Items listed in a dataset:
▼
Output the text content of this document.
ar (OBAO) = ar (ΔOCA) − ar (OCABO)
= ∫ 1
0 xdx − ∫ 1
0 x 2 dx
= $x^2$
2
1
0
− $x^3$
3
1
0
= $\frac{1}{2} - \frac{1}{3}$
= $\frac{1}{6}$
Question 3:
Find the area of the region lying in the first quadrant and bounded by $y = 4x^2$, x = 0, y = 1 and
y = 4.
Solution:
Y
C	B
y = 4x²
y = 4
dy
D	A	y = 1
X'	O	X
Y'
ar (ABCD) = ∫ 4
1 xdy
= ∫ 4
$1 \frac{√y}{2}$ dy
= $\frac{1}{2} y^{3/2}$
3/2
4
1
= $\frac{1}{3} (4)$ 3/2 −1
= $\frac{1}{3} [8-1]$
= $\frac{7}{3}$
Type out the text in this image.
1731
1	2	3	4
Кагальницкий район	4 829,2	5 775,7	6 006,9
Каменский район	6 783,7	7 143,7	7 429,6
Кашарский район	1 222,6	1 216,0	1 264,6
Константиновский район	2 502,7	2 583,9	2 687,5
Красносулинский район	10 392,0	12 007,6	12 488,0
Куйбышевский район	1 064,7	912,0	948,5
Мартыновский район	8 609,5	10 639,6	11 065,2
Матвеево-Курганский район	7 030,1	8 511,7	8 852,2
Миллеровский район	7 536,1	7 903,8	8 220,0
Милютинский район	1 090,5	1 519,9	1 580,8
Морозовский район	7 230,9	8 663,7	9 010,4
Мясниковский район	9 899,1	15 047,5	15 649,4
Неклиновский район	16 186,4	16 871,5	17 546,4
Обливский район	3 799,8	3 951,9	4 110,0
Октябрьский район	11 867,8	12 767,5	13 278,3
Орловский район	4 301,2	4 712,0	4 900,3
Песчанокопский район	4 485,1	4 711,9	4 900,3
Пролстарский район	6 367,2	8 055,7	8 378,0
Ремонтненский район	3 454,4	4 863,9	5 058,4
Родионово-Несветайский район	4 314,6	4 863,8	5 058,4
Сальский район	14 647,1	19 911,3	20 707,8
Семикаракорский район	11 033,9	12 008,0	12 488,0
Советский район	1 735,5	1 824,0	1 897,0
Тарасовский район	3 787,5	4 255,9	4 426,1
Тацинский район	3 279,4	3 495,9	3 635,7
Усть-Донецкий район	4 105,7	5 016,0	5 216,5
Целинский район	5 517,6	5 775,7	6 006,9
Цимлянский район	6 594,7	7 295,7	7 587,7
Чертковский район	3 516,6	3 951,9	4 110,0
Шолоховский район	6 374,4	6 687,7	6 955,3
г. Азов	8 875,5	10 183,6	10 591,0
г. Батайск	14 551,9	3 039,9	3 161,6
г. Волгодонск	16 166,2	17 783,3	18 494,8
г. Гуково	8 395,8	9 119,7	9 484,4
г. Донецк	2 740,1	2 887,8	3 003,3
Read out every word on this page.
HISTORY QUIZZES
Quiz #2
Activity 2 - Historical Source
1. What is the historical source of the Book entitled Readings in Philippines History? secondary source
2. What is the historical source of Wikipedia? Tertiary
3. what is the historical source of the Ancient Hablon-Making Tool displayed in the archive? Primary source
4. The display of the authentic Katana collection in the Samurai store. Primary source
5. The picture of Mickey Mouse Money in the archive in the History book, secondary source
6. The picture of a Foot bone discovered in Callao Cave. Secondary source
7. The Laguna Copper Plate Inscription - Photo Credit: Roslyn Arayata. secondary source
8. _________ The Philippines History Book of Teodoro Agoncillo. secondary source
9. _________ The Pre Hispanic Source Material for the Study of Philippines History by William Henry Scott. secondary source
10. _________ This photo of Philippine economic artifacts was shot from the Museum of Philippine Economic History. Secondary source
▲
Stated problem :: Return each line with "Primary".

The response ::
3. what is the historical source of the Ancient Hablon-Making Tool displayed in the archive? Primary source
4. The display of the authentic Katana collection in the Samurai store. Primary source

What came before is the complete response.